*What is being asked*
Copy out each line of the data that holds the word "бюджетным".

(Stored items)
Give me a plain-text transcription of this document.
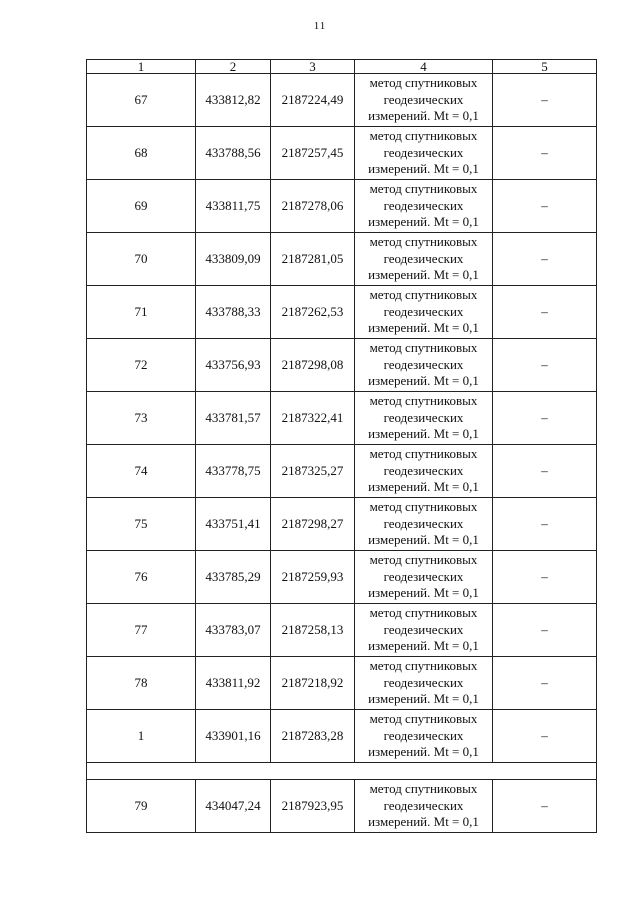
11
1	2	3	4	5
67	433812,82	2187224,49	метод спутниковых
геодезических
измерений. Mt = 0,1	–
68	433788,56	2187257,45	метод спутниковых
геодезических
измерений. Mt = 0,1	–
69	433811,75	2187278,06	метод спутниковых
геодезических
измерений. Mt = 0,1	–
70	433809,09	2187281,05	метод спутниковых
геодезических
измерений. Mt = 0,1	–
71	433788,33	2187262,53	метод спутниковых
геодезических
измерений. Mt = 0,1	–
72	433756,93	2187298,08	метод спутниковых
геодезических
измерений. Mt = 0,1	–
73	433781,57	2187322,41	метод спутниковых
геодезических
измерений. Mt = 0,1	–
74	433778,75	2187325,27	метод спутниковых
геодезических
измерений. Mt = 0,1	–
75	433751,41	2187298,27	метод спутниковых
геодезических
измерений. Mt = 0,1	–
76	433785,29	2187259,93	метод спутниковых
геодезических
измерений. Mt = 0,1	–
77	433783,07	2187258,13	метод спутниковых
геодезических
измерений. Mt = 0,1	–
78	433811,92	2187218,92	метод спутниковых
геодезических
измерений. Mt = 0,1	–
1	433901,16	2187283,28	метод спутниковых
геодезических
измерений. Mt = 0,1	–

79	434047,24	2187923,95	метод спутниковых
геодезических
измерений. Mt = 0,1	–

==

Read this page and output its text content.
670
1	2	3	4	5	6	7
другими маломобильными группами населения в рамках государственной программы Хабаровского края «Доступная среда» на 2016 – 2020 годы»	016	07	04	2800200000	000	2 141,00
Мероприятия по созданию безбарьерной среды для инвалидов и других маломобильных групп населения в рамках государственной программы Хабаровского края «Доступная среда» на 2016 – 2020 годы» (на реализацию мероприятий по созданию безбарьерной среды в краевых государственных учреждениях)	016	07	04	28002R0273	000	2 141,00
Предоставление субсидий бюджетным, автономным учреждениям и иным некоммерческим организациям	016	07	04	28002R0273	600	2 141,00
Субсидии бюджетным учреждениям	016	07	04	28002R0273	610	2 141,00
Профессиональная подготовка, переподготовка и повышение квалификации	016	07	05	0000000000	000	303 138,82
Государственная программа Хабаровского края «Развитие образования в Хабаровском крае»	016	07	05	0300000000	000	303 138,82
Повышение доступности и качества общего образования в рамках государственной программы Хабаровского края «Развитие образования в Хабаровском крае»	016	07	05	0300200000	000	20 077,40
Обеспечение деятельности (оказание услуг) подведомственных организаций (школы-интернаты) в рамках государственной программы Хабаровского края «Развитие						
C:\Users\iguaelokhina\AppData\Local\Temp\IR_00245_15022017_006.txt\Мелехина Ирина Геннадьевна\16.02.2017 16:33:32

*The reply*
Предоставление субсидий бюджетным, автономным учреждениям и иным некоммерческим организациям	016	07	04	28002R0273	600	2 141,00
Субсидии бюджетным учреждениям	016	07	04	28002R0273	610	2 141,00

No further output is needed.